TASK DETAILS: Quote all entries in full, exactly.
:: DATASET EXTRACT ::
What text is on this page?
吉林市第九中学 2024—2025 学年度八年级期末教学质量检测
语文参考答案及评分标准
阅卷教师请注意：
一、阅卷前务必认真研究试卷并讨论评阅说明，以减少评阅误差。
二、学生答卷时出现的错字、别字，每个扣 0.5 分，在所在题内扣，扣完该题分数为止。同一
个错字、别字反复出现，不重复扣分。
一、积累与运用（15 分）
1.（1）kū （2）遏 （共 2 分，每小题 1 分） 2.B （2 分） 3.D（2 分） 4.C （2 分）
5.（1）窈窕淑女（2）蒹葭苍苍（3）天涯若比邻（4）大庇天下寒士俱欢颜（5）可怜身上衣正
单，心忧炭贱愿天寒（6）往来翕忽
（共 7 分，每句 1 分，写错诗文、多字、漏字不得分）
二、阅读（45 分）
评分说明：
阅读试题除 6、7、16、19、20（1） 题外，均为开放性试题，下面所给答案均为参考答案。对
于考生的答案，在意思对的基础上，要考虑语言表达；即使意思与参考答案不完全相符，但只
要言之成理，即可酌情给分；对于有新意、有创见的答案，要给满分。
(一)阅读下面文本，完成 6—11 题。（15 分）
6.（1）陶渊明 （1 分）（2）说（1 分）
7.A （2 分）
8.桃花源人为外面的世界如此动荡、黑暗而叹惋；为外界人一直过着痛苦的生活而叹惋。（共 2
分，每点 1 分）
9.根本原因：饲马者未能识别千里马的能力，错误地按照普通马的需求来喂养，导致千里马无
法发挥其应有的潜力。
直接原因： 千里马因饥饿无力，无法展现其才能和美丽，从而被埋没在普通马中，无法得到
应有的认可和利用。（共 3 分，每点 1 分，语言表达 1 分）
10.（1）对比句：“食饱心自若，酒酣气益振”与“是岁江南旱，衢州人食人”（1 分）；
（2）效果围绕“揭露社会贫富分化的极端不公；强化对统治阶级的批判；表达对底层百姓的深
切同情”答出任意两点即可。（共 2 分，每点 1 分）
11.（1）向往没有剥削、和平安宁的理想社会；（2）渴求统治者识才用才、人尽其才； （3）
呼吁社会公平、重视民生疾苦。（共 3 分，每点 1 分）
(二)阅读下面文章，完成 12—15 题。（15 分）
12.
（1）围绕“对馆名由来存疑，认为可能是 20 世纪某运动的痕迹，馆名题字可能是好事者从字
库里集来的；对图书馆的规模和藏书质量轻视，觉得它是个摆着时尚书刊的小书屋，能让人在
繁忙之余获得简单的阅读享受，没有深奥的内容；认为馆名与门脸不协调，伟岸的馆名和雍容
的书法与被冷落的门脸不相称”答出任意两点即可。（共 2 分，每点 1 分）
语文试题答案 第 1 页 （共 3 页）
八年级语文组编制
:::
RESPONSE TO THIS EXERCISE:
What text is on this page?
吉林市第九中学 2024—2025 学年度八年级期末教学质量检测
语文参考答案及评分标准
阅卷教师请注意：
一、阅卷前务必认真研究试卷并讨论评阅说明，以减少评阅误差。
二、学生答卷时出现的错字、别字，每个扣 0.5 分，在所在题内扣，扣完该题分数为止。同一
个错字、别字反复出现，不重复扣分。
一、积累与运用（15 分）
1.（1）kū （2）遏 （共 2 分，每小题 1 分） 2.B （2 分） 3.D（2 分） 4.C （2 分）
5.（1）窈窕淑女（2）蒹葭苍苍（3）天涯若比邻（4）大庇天下寒士俱欢颜（5）可怜身上衣正
单，心忧炭贱愿天寒（6）往来翕忽
（共 7 分，每句 1 分，写错诗文、多字、漏字不得分）
二、阅读（45 分）
评分说明：
阅读试题除 6、7、16、19、20（1） 题外，均为开放性试题，下面所给答案均为参考答案。对
于考生的答案，在意思对的基础上，要考虑语言表达；即使意思与参考答案不完全相符，但只
要言之成理，即可酌情给分；对于有新意、有创见的答案，要给满分。
(一)阅读下面文本，完成 6—11 题。（15 分）
6.（1）陶渊明 （1 分）（2）说（1 分）
7.A （2 分）
8.桃花源人为外面的世界如此动荡、黑暗而叹惋；为外界人一直过着痛苦的生活而叹惋。（共 2
分，每点 1 分）
9.根本原因：饲马者未能识别千里马的能力，错误地按照普通马的需求来喂养，导致千里马无
法发挥其应有的潜力。
直接原因： 千里马因饥饿无力，无法展现其才能和美丽，从而被埋没在普通马中，无法得到
应有的认可和利用。（共 3 分，每点 1 分，语言表达 1 分）
10.（1）对比句：“食饱心自若，酒酣气益振”与“是岁江南旱，衢州人食人”（1 分）；
（2）效果围绕“揭露社会贫富分化的极端不公；强化对统治阶级的批判；表达对底层百姓的深
切同情”答出任意两点即可。（共 2 分，每点 1 分）
11.（1）向往没有剥削、和平安宁的理想社会；（2）渴求统治者识才用才、人尽其才； （3）
呼吁社会公平、重视民生疾苦。（共 3 分，每点 1 分）
(二)阅读下面文章，完成 12—15 题。（15 分）
12.
（1）围绕“对馆名由来存疑，认为可能是 20 世纪某运动的痕迹，馆名题字可能是好事者从字
库里集来的；对图书馆的规模和藏书质量轻视，觉得它是个摆着时尚书刊的小书屋，能让人在
繁忙之余获得简单的阅读享受，没有深奥的内容；认为馆名与门脸不协调，伟岸的馆名和雍容
的书法与被冷落的门脸不相称”答出任意两点即可。（共 2 分，每点 1 分）
语文试题答案 第 1 页 （共 3 页）
八年级语文组编制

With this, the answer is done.